--- WHAT IS NEEDED ---
Every line of the data below is to be duplicated exactly, pictures excepted.

--- THE DATA ---
%%

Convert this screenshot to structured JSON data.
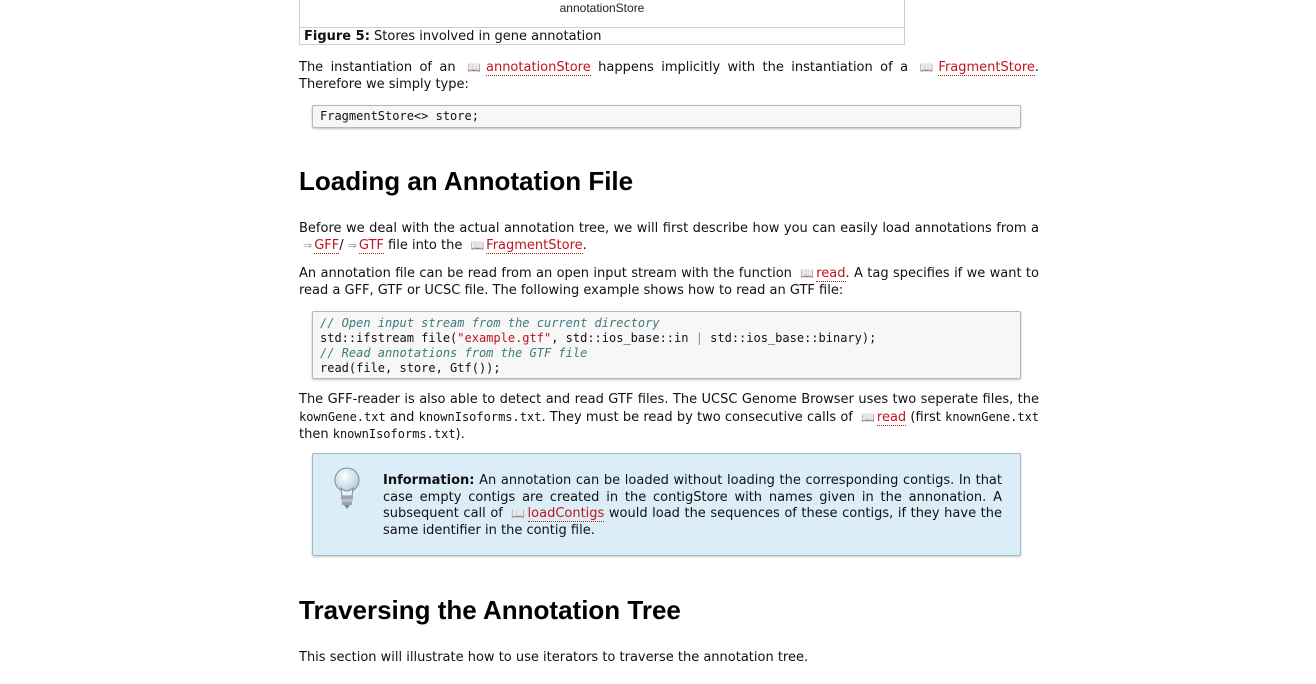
{
  "figure": {
    "store_label": "annotationStore",
    "caption_label": "Figure 5:",
    "caption_text": "Stores involved in gene annotation"
  },
  "intro": {
    "t1": "The instantiation of an ",
    "link1": "annotationStore",
    "t2": " happens implicitly with the instantiation of a ",
    "link2": "FragmentStore",
    "t3": ". Therefore we simply type:"
  },
  "code1": "FragmentStore<> store;",
  "section1": {
    "heading": "Loading an Annotation File",
    "p1": {
      "t1": "Before we deal with the actual annotation tree, we will first describe how you can easily load annotations from a ",
      "link_gff": "GFF",
      "sep": "/",
      "link_gtf": "GTF",
      "t2": " file into the ",
      "link_store": "FragmentStore",
      "t3": "."
    },
    "p2": {
      "t1": "An annotation file can be read from an open input stream with the function ",
      "link_read": "read",
      "t2": ". A tag specifies if we want to read a GFF, GTF or UCSC file. The following example shows how to read an GTF file:"
    },
    "code2": {
      "l1_comment": "// Open input stream from the current directory",
      "l2_a": "std::ifstream file(",
      "l2_str": "\"example.gtf\"",
      "l2_b": ", std::ios_base::in ",
      "l2_op": "|",
      "l2_c": " std::ios_base::binary);",
      "l3_comment": "// Read annotations from the GTF file",
      "l4": "read(file, store, Gtf());"
    },
    "p3": {
      "t1": "The GFF-reader is also able to detect and read GTF files. The UCSC Genome Browser uses two seperate files, the ",
      "code_a": "kownGene.txt",
      "t2": " and ",
      "code_b": "knownIsoforms.txt",
      "t3": ". They must be read by two consecutive calls of ",
      "link_read": "read",
      "t4": " (first ",
      "code_c": "knownGene.txt",
      "t5": " then ",
      "code_d": "knownIsoforms.txt",
      "t6": ")."
    },
    "info": {
      "label": "Information:",
      "t1": " An annotation can be loaded without loading the corresponding contigs. In that case empty contigs are created in the contigStore with names given in the annonation. A subsequent call of ",
      "link": "loadContigs",
      "t2": " would load the sequences of these contigs, if they have the same identifier in the contig file."
    }
  },
  "section2": {
    "heading": "Traversing the Annotation Tree",
    "p1": "This section will illustrate how to use iterators to traverse the annotation tree."
  },
  "icons": {
    "doc_icon": "book-icon",
    "external_icon": "arrow-link-icon",
    "info_icon": "lightbulb-icon"
  },
  "colors": {
    "link": "#c0141e",
    "info_bg": "#dbeef8",
    "comment": "#3f7a7a"
  }
}
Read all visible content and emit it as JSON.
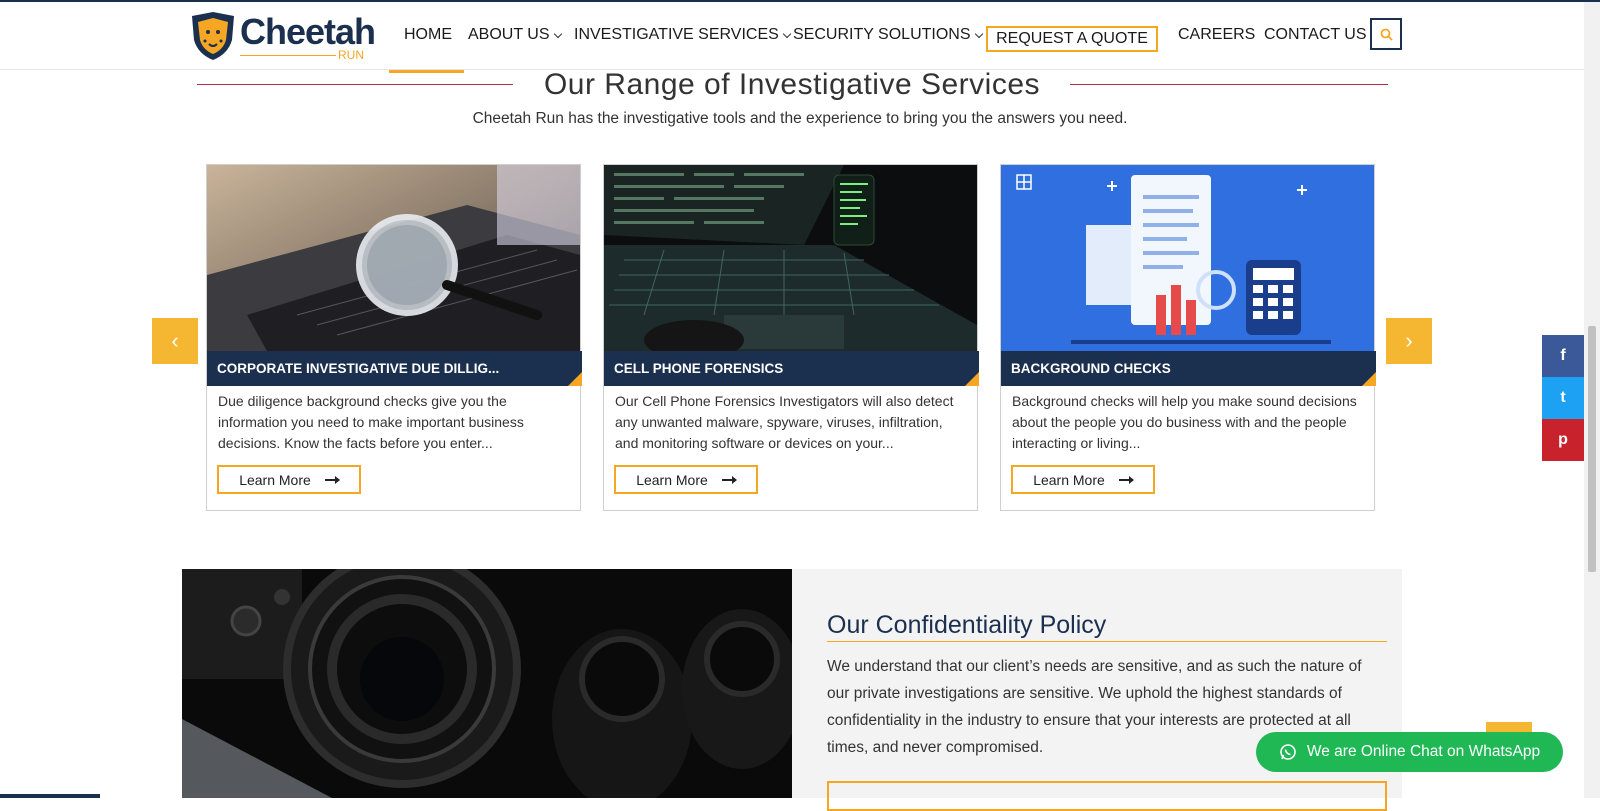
{
  "header": {
    "logo_text": "Cheetah",
    "logo_sub": "RUN",
    "nav": {
      "home": "HOME",
      "about": "ABOUT US",
      "investigative": "INVESTIGATIVE SERVICES",
      "security": "SECURITY SOLUTIONS",
      "quote": "REQUEST A QUOTE",
      "careers": "CAREERS",
      "contact": "CONTACT US"
    },
    "search_icon": "search-icon"
  },
  "services": {
    "title": "Our Range of Investigative Services",
    "subtitle": "Cheetah Run has the investigative tools and the experience to bring you the answers you need.",
    "cards": [
      {
        "title": "CORPORATE INVESTIGATIVE DUE DILLIG...",
        "text": "Due diligence background checks give you the information you need to make important business decisions. Know the facts before you enter...",
        "button": "Learn More"
      },
      {
        "title": "CELL PHONE FORENSICS",
        "text": "Our Cell Phone Forensics Investigators will also detect any unwanted malware, spyware, viruses, infiltration, and monitoring software or devices on your...",
        "button": "Learn More"
      },
      {
        "title": "BACKGROUND CHECKS",
        "text": "Background checks will help you make sound decisions about the people you do business with and the people interacting or living...",
        "button": "Learn More"
      }
    ],
    "prev": "‹",
    "next": "›"
  },
  "social": {
    "facebook": "f",
    "twitter": "t",
    "pinterest": "p"
  },
  "confidentiality": {
    "title": "Our Confidentiality Policy",
    "text": "We understand that our client’s needs are sensitive, and as such the nature of our private investigations are sensitive. We uphold the highest standards of confidentiality in the industry to ensure that your interests are protected at all times, and never compromised."
  },
  "whatsapp": {
    "label": "We are Online Chat on WhatsApp"
  },
  "colors": {
    "navy": "#1b2f4f",
    "gold": "#f5a623",
    "crimson": "#b03049",
    "whatsapp_green": "#1fb855"
  }
}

%%

--- PROBLEM SOLUTION ---
Convert this screenshot to structured JSON data.
{
  "figure": {
    "store_label": "annotationStore",
    "caption_label": "Figure 5:",
    "caption_text": "Stores involved in gene annotation"
  },
  "intro": {
    "t1": "The instantiation of an ",
    "link1": "annotationStore",
    "t2": " happens implicitly with the instantiation of a ",
    "link2": "FragmentStore",
    "t3": ". Therefore we simply type:"
  },
  "code1": "FragmentStore<> store;",
  "section1": {
    "heading": "Loading an Annotation File",
    "p1": {
      "t1": "Before we deal with the actual annotation tree, we will first describe how you can easily load annotations from a ",
      "link_gff": "GFF",
      "sep": "/",
      "link_gtf": "GTF",
      "t2": " file into the ",
      "link_store": "FragmentStore",
      "t3": "."
    },
    "p2": {
      "t1": "An annotation file can be read from an open input stream with the function ",
      "link_read": "read",
      "t2": ". A tag specifies if we want to read a GFF, GTF or UCSC file. The following example shows how to read an GTF file:"
    },
    "code2": {
      "l1_comment": "// Open input stream from the current directory",
      "l2_a": "std::ifstream file(",
      "l2_str": "\"example.gtf\"",
      "l2_b": ", std::ios_base::in ",
      "l2_op": "|",
      "l2_c": " std::ios_base::binary);",
      "l3_comment": "// Read annotations from the GTF file",
      "l4": "read(file, store, Gtf());"
    },
    "p3": {
      "t1": "The GFF-reader is also able to detect and read GTF files. The UCSC Genome Browser uses two seperate files, the ",
      "code_a": "kownGene.txt",
      "t2": " and ",
      "code_b": "knownIsoforms.txt",
      "t3": ". They must be read by two consecutive calls of ",
      "link_read": "read",
      "t4": " (first ",
      "code_c": "knownGene.txt",
      "t5": " then ",
      "code_d": "knownIsoforms.txt",
      "t6": ")."
    },
    "info": {
      "label": "Information:",
      "t1": " An annotation can be loaded without loading the corresponding contigs. In that case empty contigs are created in the contigStore with names given in the annonation. A subsequent call of ",
      "link": "loadContigs",
      "t2": " would load the sequences of these contigs, if they have the same identifier in the contig file."
    }
  },
  "section2": {
    "heading": "Traversing the Annotation Tree",
    "p1": "This section will illustrate how to use iterators to traverse the annotation tree."
  },
  "icons": {
    "doc_icon": "book-icon",
    "external_icon": "arrow-link-icon",
    "info_icon": "lightbulb-icon"
  },
  "colors": {
    "link": "#c0141e",
    "info_bg": "#dbeef8",
    "comment": "#3f7a7a"
  }
}
Read all visible content and emit it as JSON.
{
  "header": {
    "logo_text": "Cheetah",
    "logo_sub": "RUN",
    "nav": {
      "home": "HOME",
      "about": "ABOUT US",
      "investigative": "INVESTIGATIVE SERVICES",
      "security": "SECURITY SOLUTIONS",
      "quote": "REQUEST A QUOTE",
      "careers": "CAREERS",
      "contact": "CONTACT US"
    },
    "search_icon": "search-icon"
  },
  "services": {
    "title": "Our Range of Investigative Services",
    "subtitle": "Cheetah Run has the investigative tools and the experience to bring you the answers you need.",
    "cards": [
      {
        "title": "CORPORATE INVESTIGATIVE DUE DILLIG...",
        "text": "Due diligence background checks give you the information you need to make important business decisions. Know the facts before you enter...",
        "button": "Learn More"
      },
      {
        "title": "CELL PHONE FORENSICS",
        "text": "Our Cell Phone Forensics Investigators will also detect any unwanted malware, spyware, viruses, infiltration, and monitoring software or devices on your...",
        "button": "Learn More"
      },
      {
        "title": "BACKGROUND CHECKS",
        "text": "Background checks will help you make sound decisions about the people you do business with and the people interacting or living...",
        "button": "Learn More"
      }
    ],
    "prev": "‹",
    "next": "›"
  },
  "social": {
    "facebook": "f",
    "twitter": "t",
    "pinterest": "p"
  },
  "confidentiality": {
    "title": "Our Confidentiality Policy",
    "text": "We understand that our client’s needs are sensitive, and as such the nature of our private investigations are sensitive. We uphold the highest standards of confidentiality in the industry to ensure that your interests are protected at all times, and never compromised."
  },
  "whatsapp": {
    "label": "We are Online Chat on WhatsApp"
  },
  "colors": {
    "navy": "#1b2f4f",
    "gold": "#f5a623",
    "crimson": "#b03049",
    "whatsapp_green": "#1fb855"
  }
}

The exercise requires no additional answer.